**EXCERPTED RECORDS**.
## BEGIN
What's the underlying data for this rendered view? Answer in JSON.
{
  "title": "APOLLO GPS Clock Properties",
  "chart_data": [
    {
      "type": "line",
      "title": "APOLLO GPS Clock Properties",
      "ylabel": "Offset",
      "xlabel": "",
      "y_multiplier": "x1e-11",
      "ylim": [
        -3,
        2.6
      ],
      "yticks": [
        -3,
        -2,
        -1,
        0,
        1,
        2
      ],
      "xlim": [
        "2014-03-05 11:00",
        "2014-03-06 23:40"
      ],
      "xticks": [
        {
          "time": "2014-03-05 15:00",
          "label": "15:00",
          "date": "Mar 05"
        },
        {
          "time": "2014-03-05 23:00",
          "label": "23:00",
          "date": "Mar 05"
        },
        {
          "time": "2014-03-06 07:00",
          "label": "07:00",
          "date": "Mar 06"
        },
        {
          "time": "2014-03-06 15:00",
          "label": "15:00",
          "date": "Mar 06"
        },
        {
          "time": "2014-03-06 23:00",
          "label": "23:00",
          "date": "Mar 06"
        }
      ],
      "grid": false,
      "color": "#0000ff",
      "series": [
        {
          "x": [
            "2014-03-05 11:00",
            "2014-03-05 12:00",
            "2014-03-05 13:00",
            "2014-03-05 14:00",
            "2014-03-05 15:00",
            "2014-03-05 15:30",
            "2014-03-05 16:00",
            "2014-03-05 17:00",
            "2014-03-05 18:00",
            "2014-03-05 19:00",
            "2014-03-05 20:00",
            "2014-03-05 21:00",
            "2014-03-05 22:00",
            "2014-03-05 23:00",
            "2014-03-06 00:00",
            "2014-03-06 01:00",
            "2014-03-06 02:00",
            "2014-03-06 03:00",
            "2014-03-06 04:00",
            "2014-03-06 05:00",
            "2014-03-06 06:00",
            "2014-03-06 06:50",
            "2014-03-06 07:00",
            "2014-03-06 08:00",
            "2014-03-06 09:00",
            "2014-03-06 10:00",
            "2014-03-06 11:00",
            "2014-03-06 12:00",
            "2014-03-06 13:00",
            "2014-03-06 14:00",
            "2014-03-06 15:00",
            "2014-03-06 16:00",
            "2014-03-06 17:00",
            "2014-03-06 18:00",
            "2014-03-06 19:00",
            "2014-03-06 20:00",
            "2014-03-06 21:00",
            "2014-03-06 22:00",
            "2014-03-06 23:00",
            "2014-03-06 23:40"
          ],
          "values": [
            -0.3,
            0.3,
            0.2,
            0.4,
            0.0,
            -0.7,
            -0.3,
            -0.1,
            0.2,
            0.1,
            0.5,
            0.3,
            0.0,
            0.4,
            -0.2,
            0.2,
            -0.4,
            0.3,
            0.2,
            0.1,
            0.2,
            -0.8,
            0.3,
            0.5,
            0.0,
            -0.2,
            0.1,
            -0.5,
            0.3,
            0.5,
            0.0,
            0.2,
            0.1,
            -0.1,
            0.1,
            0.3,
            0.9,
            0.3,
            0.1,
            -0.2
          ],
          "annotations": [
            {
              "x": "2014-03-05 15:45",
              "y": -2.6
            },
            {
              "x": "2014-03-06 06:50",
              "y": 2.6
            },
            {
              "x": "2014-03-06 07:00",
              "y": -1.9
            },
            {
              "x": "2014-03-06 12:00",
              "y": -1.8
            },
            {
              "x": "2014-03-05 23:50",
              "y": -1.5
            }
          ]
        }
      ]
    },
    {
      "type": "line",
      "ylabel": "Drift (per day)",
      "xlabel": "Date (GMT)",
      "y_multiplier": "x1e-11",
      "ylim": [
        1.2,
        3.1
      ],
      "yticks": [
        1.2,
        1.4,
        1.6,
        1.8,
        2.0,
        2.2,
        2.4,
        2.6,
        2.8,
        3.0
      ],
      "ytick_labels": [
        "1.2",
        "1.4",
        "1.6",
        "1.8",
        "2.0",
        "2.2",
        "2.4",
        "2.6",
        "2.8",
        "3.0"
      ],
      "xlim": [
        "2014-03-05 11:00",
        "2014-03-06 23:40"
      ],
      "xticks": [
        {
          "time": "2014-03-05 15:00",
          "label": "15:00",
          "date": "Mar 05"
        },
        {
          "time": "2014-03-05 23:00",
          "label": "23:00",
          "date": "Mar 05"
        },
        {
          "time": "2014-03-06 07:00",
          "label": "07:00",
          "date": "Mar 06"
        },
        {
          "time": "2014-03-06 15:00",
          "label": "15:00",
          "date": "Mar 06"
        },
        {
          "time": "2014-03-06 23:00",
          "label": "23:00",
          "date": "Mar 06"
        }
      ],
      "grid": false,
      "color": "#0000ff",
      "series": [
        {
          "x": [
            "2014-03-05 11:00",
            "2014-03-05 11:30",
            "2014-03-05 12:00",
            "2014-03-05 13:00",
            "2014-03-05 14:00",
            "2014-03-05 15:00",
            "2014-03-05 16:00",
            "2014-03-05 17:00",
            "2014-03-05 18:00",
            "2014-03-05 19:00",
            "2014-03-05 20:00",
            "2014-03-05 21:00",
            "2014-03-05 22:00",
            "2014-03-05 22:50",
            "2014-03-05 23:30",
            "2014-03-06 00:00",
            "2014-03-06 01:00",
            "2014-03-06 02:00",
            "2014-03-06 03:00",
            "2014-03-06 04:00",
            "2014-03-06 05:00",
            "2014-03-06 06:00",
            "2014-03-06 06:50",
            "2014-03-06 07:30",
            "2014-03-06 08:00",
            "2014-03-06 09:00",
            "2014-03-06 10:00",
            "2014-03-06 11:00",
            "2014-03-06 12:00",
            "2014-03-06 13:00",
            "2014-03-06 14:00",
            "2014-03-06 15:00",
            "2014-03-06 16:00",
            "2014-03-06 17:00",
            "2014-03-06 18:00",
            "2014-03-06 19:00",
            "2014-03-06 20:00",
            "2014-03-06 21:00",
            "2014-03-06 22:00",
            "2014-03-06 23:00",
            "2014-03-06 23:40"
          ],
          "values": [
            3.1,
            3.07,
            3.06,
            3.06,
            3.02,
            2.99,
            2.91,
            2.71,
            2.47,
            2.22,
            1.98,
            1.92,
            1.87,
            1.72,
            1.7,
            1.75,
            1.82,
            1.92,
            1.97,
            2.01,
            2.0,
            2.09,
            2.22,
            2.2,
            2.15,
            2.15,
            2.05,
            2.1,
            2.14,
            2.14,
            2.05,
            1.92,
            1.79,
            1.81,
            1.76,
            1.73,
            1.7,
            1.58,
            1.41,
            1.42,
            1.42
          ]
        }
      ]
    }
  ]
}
## END
## BEGIN
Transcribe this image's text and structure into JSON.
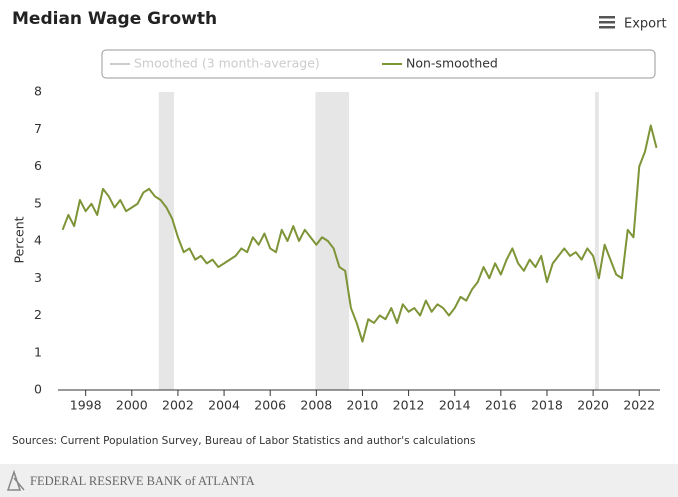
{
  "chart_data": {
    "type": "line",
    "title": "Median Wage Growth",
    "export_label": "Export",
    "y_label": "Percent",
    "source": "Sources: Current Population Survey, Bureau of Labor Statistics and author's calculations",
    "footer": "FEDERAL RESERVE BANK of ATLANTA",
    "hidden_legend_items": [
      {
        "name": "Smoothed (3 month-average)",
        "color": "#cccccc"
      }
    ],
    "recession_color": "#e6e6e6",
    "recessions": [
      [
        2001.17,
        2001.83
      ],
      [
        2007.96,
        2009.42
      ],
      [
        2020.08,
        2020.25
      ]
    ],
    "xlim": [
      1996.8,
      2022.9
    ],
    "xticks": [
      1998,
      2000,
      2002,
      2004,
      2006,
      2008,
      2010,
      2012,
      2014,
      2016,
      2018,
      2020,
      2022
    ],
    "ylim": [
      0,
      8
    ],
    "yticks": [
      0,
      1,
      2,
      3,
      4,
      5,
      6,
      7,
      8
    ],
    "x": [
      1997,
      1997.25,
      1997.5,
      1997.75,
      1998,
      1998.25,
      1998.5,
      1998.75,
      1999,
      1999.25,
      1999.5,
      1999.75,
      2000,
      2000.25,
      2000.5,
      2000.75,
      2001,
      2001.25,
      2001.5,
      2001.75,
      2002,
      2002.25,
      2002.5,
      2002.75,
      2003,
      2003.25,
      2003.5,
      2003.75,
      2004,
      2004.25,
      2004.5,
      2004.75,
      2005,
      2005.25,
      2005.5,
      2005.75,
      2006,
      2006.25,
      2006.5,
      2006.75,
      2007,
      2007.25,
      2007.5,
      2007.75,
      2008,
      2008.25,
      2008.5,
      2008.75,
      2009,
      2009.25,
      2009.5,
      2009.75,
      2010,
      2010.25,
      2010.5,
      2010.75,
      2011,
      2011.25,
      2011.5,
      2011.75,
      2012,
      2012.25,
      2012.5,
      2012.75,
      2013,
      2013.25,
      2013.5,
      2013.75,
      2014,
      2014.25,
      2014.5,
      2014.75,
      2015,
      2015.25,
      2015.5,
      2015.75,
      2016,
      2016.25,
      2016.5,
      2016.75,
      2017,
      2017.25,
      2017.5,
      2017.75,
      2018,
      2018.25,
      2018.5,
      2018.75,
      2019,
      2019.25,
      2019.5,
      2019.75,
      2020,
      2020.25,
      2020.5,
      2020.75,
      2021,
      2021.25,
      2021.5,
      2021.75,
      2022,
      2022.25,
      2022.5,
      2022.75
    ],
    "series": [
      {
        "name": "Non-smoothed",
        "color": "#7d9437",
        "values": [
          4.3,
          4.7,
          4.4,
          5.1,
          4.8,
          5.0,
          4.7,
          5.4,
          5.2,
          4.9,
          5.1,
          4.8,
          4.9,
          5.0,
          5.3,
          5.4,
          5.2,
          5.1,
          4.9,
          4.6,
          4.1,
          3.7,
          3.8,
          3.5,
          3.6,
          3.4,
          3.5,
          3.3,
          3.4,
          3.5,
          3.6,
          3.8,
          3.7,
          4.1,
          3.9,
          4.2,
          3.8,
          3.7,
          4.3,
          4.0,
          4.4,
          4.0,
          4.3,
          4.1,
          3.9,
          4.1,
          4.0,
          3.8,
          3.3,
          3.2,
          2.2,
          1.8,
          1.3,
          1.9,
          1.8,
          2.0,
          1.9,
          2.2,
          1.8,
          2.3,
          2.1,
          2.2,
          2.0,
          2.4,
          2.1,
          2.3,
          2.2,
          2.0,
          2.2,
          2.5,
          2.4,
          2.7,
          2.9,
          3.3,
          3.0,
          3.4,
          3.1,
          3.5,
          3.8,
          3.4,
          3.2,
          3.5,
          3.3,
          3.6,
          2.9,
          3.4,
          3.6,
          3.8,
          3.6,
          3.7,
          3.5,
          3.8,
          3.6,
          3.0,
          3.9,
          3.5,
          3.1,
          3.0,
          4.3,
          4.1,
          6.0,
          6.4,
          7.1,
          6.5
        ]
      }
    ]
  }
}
## END
## BEGIN
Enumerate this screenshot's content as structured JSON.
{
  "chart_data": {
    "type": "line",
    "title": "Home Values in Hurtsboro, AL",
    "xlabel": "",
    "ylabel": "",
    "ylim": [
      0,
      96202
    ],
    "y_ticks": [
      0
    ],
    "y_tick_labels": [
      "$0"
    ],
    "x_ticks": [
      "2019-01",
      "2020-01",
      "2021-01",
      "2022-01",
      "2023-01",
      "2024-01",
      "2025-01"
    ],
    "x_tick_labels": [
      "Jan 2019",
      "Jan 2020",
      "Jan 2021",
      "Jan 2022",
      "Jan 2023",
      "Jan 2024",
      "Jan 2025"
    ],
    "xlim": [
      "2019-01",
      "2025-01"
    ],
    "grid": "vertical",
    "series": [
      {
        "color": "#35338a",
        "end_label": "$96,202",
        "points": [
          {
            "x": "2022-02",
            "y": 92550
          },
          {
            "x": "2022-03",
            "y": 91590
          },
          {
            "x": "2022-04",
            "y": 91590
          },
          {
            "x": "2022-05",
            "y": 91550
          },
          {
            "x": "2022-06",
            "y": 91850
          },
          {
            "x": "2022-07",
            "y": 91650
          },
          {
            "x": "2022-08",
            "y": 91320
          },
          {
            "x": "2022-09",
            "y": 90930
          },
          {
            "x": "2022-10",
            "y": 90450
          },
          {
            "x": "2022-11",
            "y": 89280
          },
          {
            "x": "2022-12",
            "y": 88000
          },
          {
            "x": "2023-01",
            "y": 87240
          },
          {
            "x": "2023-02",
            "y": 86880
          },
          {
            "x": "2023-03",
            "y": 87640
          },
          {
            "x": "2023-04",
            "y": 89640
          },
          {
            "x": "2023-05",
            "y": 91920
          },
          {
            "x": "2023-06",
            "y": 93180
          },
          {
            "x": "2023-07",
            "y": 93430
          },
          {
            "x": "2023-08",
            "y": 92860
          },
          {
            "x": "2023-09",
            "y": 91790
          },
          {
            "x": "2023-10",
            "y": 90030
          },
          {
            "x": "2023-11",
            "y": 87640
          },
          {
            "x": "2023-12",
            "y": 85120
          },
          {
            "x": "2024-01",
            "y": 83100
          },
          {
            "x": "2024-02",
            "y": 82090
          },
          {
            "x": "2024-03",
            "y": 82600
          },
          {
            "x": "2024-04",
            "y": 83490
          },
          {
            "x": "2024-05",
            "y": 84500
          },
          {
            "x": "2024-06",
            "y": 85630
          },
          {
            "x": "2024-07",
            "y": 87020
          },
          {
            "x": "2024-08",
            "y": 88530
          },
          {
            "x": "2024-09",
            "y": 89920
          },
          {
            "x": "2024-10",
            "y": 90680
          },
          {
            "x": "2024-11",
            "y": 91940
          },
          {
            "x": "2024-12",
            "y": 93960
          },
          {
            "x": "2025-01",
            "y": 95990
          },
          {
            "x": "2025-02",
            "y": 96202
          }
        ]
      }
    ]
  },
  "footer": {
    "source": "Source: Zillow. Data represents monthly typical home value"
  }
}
## END
Find the word "Clock" in the records and pull out each line that has it.

  "title": "APOLLO GPS Clock Properties",
      "title": "APOLLO GPS Clock Properties",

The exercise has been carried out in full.